-- Start --

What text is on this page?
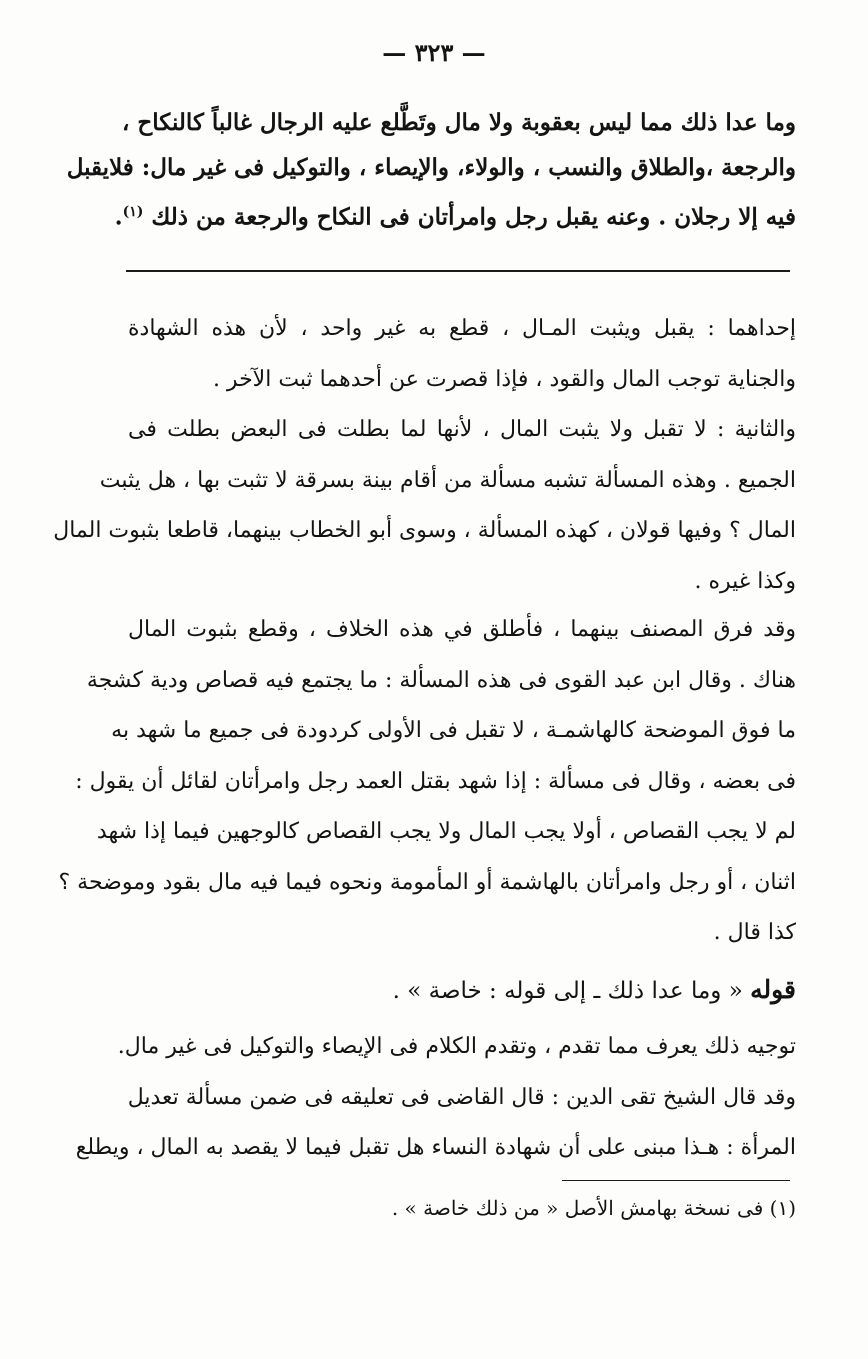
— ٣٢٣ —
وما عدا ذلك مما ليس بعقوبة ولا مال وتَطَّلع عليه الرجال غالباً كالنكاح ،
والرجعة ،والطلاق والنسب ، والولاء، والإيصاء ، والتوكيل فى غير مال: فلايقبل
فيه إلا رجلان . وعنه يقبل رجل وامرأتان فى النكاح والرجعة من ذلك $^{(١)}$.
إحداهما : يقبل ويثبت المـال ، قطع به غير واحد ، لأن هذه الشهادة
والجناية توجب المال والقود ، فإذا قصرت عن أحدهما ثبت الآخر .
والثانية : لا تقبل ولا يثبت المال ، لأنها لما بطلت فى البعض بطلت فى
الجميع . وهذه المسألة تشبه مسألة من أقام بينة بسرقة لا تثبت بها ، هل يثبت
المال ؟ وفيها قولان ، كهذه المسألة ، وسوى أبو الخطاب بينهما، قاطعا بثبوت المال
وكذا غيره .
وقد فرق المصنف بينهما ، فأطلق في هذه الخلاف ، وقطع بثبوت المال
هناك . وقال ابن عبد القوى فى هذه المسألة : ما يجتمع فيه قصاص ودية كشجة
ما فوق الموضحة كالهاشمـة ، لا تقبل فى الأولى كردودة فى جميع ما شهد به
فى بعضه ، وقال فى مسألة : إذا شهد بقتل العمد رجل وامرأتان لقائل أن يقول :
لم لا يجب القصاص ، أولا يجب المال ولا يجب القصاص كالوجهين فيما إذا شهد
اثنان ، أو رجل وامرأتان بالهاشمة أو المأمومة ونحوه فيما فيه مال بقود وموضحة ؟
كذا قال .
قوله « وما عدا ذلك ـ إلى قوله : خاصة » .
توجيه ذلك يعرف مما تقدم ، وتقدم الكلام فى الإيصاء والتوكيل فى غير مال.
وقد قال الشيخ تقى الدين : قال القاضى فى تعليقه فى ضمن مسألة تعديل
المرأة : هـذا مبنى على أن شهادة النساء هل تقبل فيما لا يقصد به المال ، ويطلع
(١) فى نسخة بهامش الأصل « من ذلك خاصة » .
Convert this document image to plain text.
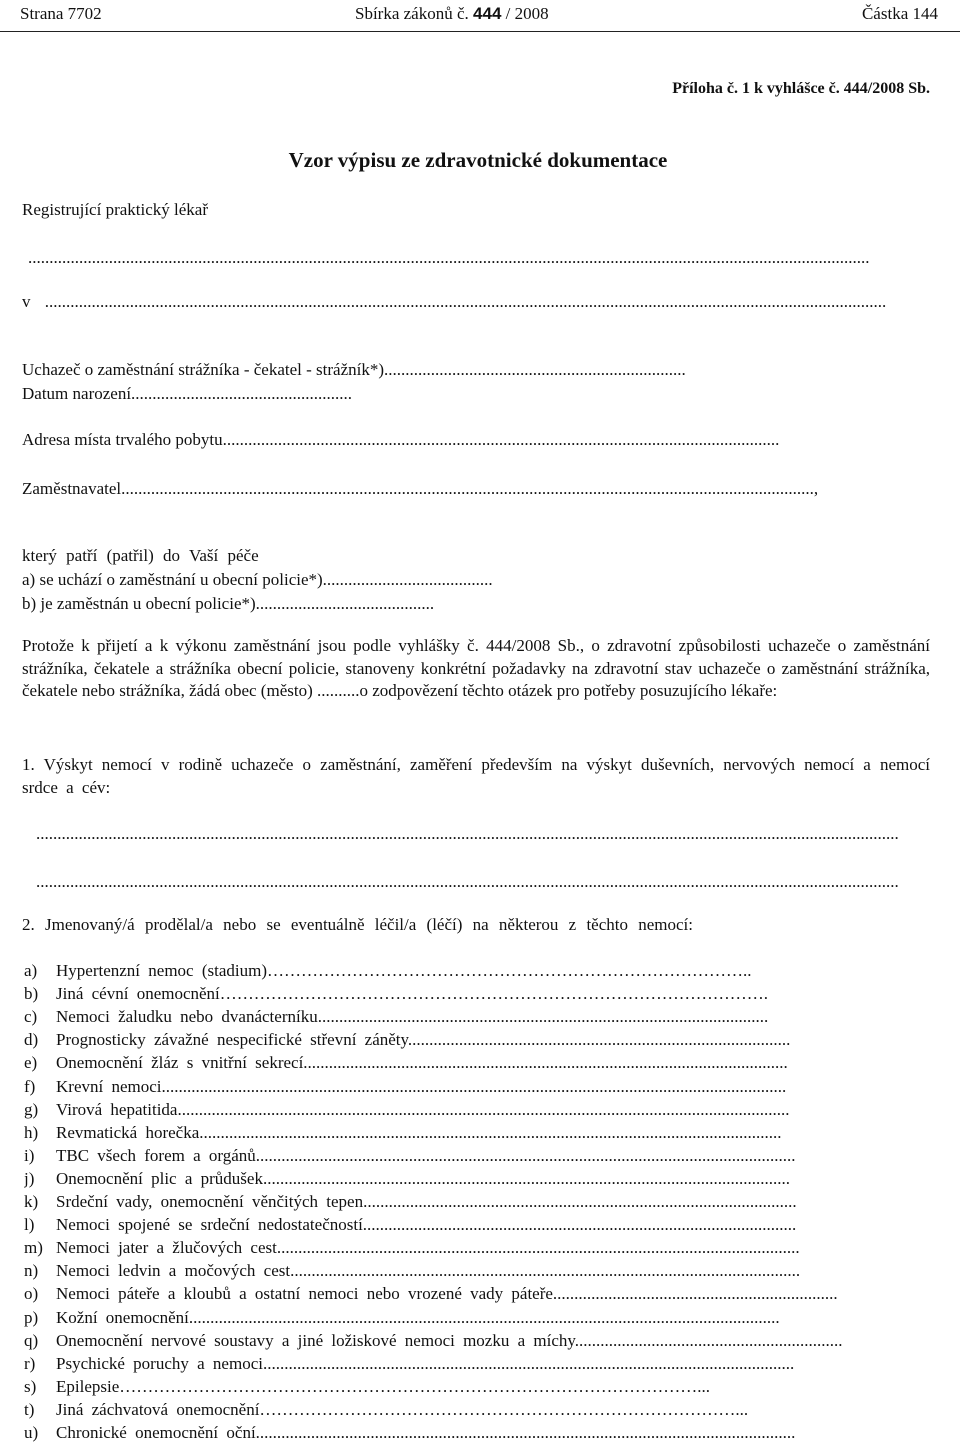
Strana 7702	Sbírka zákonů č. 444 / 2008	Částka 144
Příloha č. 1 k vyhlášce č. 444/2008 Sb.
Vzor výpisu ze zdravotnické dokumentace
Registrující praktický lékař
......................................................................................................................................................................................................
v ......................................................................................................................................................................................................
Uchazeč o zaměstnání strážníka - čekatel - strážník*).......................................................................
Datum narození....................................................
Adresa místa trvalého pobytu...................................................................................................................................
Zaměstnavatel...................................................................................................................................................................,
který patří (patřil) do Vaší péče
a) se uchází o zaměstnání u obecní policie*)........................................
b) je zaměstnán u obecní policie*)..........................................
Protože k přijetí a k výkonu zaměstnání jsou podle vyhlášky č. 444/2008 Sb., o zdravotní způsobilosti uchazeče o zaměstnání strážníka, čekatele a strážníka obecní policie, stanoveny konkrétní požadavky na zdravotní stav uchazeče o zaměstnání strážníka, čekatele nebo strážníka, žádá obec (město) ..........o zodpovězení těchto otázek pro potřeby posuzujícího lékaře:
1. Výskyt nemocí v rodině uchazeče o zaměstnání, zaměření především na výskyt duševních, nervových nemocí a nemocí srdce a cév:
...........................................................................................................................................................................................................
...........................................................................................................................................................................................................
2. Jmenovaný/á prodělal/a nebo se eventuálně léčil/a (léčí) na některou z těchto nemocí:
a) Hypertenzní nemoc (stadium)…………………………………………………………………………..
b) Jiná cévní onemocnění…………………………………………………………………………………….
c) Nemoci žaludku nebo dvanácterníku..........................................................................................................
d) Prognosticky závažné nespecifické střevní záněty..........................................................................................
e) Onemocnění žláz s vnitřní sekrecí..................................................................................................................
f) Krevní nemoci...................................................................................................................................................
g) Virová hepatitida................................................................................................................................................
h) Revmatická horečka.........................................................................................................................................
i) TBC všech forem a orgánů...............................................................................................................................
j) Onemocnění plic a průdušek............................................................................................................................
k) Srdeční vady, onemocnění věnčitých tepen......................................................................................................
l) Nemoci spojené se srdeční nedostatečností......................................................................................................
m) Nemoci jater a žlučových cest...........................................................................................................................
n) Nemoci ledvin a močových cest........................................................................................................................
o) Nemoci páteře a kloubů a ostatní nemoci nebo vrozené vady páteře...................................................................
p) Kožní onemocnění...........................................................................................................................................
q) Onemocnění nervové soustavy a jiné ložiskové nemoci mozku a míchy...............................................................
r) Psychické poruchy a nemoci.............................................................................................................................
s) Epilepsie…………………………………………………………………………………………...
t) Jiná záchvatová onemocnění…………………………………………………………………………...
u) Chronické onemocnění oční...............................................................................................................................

-- End --
-- Start --

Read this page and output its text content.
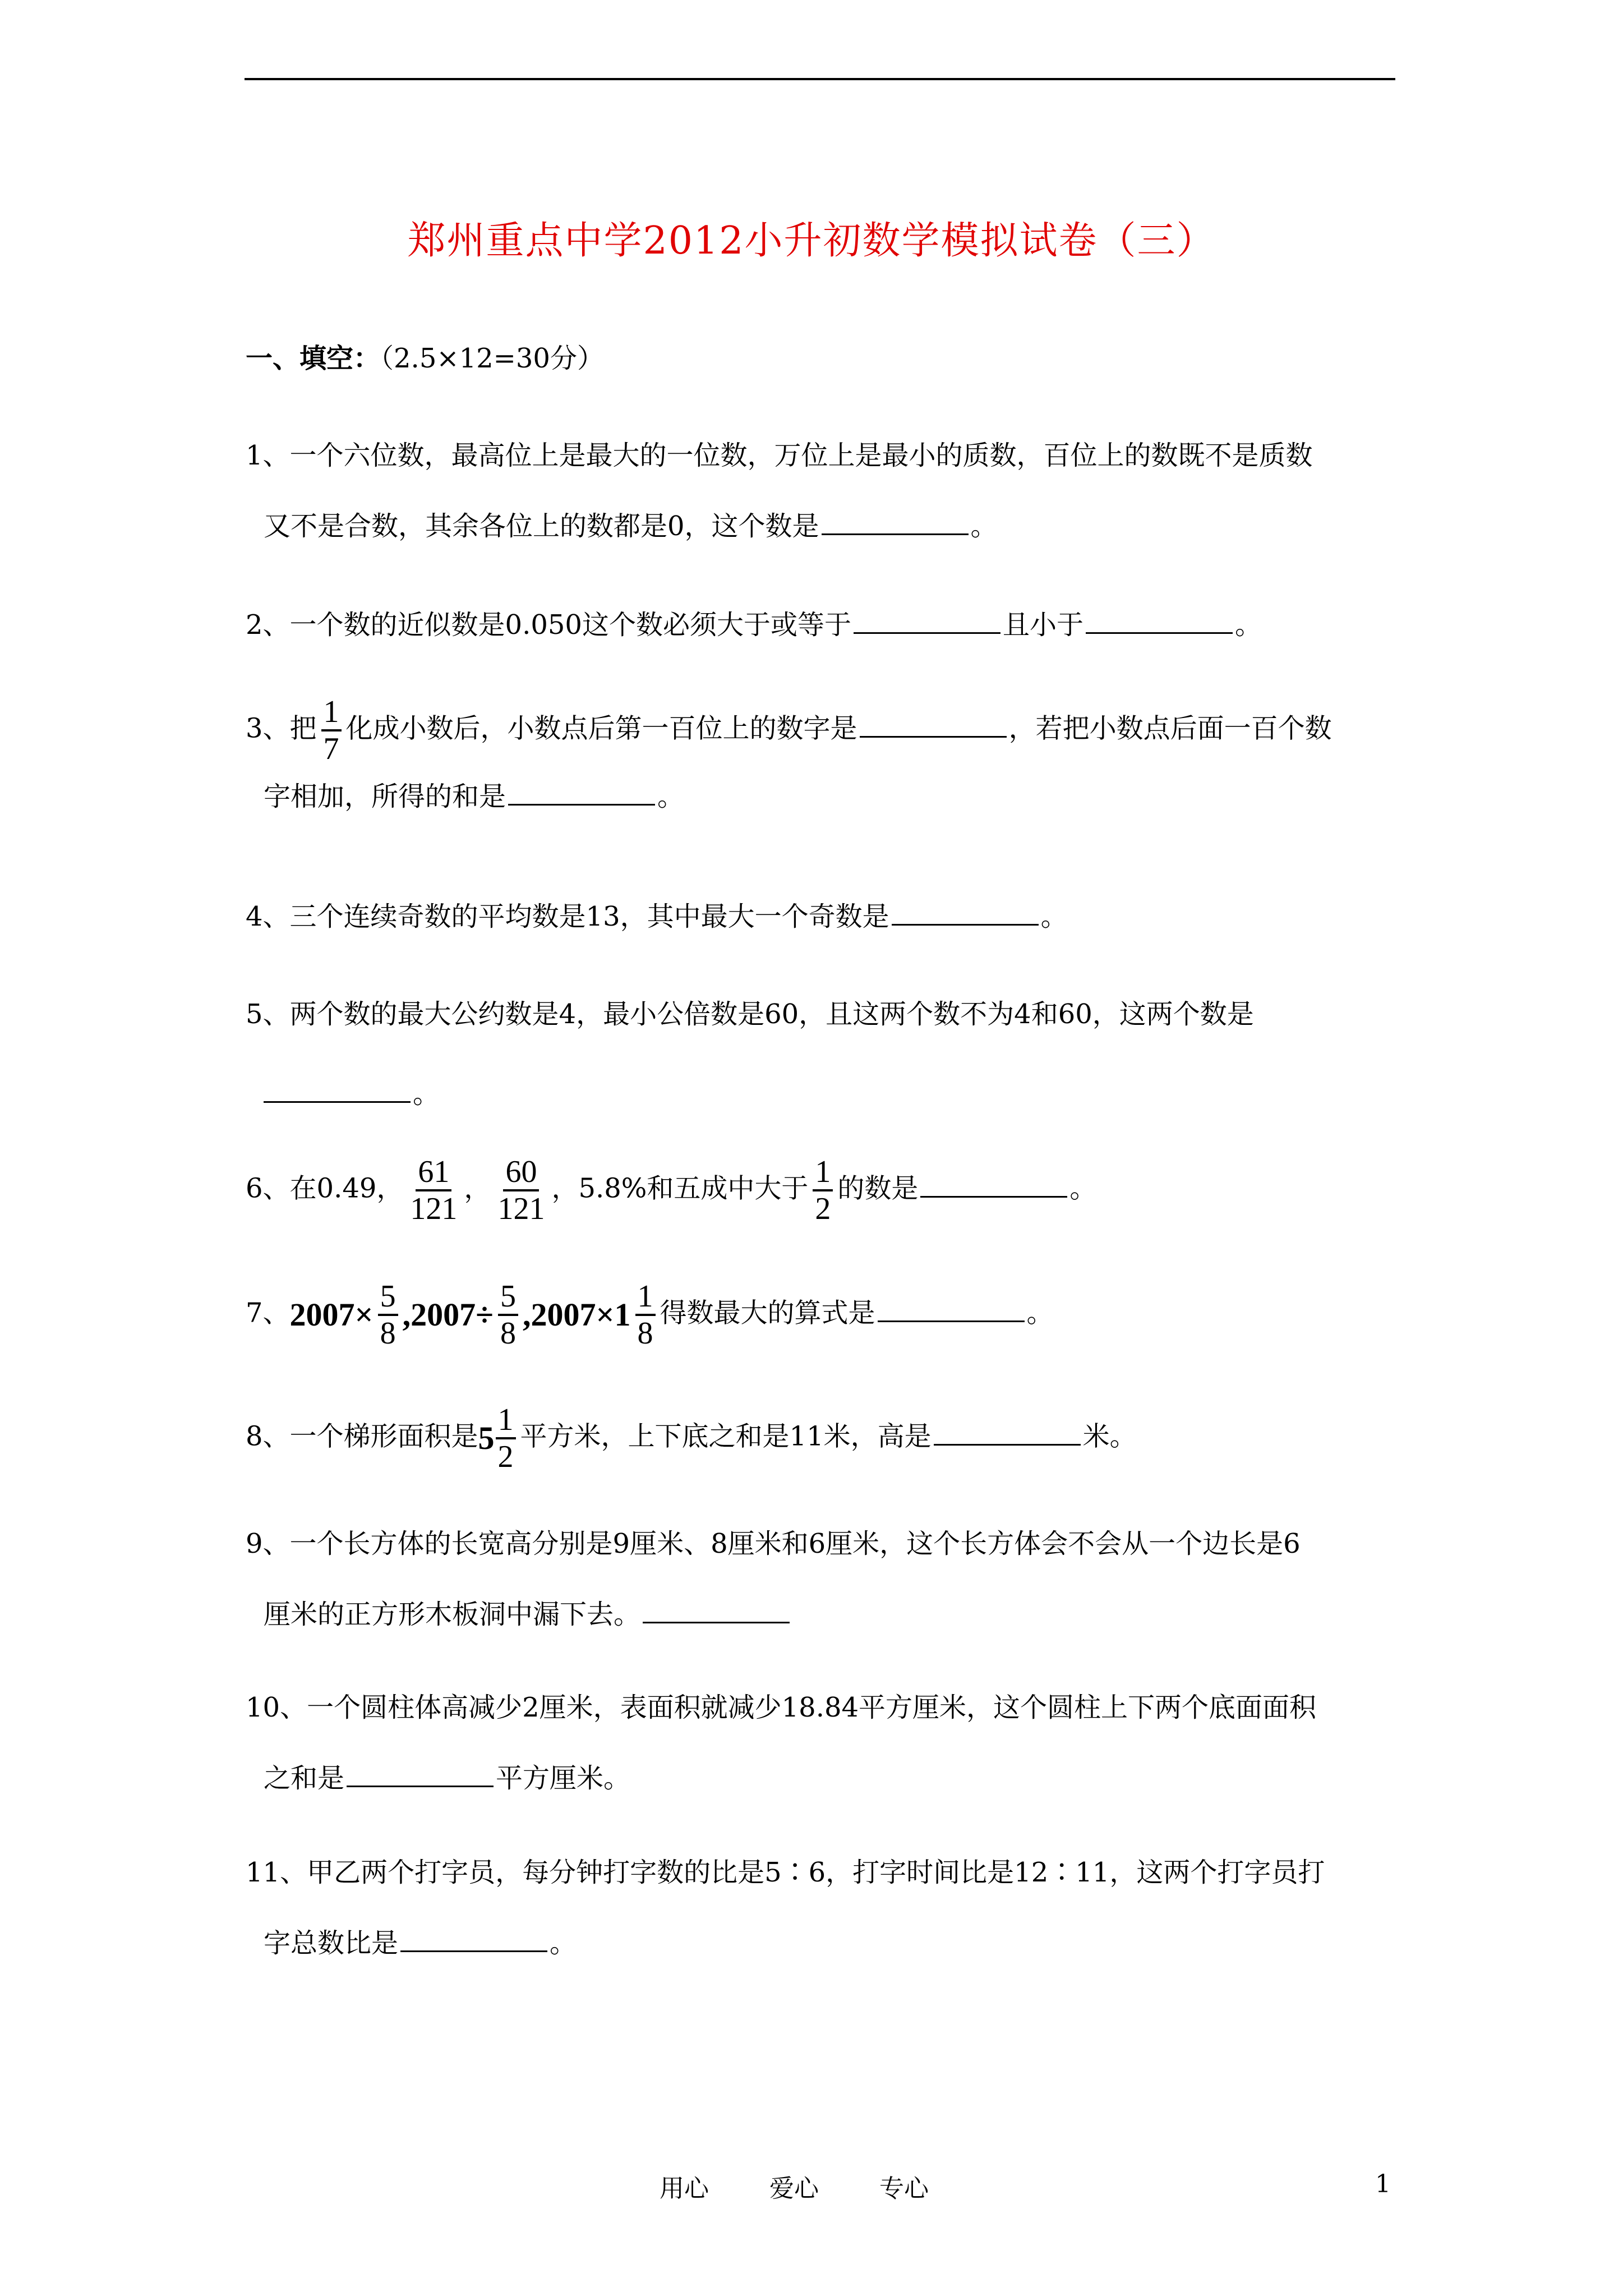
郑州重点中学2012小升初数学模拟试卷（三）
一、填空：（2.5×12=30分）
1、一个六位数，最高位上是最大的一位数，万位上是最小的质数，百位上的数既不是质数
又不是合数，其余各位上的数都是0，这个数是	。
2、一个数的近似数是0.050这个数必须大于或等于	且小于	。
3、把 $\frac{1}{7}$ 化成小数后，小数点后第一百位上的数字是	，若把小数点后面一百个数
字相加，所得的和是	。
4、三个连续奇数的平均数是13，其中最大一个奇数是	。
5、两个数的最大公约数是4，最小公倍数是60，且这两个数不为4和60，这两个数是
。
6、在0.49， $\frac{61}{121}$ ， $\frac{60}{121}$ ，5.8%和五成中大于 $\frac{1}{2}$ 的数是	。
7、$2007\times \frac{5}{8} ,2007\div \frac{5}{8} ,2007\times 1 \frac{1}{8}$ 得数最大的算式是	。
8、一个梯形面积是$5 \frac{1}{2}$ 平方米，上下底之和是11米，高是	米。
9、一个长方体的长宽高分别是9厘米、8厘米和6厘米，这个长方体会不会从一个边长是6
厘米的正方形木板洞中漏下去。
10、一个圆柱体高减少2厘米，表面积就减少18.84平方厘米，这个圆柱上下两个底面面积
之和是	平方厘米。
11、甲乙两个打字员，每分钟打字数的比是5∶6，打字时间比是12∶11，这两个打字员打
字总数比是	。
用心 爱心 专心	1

-- End --

> WHAT NEEDS TO BE DONE: Show every line of the listing in which the string "المال" can be found.

> FULL SOLUTION:
والجناية توجب المال والقود ، فإذا قصرت عن أحدهما ثبت الآخر .
والثانية : لا تقبل ولا يثبت المال ، لأنها لما بطلت فى البعض بطلت فى
المال ؟ وفيها قولان ، كهذه المسألة ، وسوى أبو الخطاب بينهما، قاطعا بثبوت المال
وقد فرق المصنف بينهما ، فأطلق في هذه الخلاف ، وقطع بثبوت المال
لم لا يجب القصاص ، أولا يجب المال ولا يجب القصاص كالوجهين فيما إذا شهد
المرأة : هـذا مبنى على أن شهادة النساء هل تقبل فيما لا يقصد به المال ، ويطلع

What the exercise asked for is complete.